◆ WHAT TO PRODUCE ◆
Among the entries below, count the lines where the string "category" occurs, and give only the number.

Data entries
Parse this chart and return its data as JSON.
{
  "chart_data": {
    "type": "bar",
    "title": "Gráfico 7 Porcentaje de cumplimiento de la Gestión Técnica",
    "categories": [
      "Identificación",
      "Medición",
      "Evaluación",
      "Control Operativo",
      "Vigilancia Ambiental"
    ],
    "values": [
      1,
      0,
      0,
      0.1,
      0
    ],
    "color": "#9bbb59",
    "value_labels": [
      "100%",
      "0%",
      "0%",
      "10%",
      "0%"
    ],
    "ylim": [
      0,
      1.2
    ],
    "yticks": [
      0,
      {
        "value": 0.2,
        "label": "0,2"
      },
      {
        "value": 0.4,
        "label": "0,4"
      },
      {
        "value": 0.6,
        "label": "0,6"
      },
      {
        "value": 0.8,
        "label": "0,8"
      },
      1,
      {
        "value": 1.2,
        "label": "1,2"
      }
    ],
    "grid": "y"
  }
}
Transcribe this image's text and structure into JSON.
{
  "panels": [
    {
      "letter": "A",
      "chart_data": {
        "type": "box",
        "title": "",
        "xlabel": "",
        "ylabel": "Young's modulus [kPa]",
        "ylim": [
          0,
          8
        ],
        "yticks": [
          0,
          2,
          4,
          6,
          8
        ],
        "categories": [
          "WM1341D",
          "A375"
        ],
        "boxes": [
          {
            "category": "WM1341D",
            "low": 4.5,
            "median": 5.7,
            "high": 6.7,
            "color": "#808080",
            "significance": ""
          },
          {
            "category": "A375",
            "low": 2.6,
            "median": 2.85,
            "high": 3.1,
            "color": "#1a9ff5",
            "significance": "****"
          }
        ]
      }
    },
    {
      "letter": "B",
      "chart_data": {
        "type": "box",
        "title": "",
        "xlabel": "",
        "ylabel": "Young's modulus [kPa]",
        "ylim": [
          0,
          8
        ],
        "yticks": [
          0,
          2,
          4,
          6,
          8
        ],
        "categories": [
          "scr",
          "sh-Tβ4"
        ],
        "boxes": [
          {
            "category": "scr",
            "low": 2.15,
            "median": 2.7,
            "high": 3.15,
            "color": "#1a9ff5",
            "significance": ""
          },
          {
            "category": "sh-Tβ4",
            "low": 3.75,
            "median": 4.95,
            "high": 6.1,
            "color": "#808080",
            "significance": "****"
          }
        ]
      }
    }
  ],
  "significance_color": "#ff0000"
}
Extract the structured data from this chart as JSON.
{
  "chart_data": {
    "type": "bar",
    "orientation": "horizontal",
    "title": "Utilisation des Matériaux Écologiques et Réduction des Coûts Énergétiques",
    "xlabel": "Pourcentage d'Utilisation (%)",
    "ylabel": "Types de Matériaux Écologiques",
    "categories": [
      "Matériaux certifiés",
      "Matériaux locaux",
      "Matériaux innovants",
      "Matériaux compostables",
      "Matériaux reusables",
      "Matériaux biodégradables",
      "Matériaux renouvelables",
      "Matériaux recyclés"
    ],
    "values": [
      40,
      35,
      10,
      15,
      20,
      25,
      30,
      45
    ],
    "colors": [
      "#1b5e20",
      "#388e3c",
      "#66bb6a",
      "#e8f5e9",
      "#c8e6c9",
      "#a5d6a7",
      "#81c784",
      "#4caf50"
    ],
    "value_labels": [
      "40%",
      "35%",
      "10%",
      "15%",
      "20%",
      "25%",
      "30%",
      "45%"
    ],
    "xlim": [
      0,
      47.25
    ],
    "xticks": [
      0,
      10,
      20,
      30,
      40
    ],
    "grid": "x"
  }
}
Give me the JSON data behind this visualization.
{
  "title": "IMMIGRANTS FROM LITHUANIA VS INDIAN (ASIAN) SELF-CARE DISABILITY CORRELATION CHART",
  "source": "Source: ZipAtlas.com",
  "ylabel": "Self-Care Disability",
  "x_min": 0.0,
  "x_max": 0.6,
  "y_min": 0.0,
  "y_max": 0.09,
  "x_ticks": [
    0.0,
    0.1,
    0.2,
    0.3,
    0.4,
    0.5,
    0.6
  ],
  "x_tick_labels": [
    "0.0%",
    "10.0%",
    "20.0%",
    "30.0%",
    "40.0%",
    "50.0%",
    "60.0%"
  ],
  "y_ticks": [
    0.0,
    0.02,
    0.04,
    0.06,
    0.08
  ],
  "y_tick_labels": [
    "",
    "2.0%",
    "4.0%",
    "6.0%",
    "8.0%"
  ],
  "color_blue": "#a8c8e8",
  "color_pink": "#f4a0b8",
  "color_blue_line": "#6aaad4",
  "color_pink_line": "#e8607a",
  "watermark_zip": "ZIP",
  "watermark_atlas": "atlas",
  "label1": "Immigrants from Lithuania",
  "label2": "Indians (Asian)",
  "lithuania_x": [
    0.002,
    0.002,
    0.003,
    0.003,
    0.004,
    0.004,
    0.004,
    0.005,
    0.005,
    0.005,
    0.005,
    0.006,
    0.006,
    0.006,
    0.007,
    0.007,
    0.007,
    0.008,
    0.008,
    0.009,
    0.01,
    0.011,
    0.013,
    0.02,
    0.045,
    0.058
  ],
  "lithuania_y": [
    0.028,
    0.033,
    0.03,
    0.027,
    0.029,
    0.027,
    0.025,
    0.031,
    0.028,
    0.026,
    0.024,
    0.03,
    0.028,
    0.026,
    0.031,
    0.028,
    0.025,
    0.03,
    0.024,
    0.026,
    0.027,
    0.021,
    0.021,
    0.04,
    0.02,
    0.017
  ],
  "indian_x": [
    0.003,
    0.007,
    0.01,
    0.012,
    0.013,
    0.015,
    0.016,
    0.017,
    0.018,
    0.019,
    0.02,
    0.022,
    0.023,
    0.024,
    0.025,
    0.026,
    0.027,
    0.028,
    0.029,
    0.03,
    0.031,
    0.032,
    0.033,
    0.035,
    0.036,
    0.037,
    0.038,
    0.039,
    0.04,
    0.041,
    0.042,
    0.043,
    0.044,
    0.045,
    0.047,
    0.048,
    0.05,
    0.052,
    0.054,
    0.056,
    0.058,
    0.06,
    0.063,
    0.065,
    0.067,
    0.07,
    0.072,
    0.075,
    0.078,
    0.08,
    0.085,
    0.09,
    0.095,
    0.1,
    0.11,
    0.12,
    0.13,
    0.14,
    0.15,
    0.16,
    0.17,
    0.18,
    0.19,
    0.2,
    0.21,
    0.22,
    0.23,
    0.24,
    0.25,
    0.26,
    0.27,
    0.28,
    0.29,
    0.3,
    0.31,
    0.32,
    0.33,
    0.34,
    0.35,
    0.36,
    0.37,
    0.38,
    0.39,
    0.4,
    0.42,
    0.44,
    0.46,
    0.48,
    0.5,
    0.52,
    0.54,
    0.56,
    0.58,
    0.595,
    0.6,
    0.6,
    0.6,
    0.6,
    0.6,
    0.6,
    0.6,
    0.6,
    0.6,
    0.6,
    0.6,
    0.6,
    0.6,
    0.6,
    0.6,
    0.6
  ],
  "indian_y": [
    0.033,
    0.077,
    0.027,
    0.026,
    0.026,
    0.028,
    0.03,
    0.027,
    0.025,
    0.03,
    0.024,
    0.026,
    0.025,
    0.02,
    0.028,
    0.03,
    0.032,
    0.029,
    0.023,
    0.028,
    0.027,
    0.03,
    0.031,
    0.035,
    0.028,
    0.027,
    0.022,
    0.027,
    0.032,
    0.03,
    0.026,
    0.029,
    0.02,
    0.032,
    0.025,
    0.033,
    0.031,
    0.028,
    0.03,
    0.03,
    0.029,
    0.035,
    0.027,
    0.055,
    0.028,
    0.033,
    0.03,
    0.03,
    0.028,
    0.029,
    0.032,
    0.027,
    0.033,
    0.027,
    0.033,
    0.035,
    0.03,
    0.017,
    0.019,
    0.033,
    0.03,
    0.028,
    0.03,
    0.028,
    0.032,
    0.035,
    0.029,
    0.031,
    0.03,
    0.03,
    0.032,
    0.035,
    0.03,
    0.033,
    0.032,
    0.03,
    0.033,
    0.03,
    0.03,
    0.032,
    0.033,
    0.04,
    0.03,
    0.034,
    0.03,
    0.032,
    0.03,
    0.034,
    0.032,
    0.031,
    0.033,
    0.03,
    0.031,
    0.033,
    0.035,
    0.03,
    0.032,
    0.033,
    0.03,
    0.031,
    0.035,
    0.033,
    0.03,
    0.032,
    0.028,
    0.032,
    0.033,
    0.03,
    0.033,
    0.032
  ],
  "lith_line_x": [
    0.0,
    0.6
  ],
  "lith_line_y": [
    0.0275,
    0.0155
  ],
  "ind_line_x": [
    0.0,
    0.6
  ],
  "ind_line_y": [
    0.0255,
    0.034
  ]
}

◆ ANSWER TO THE PROBLEM ◆
4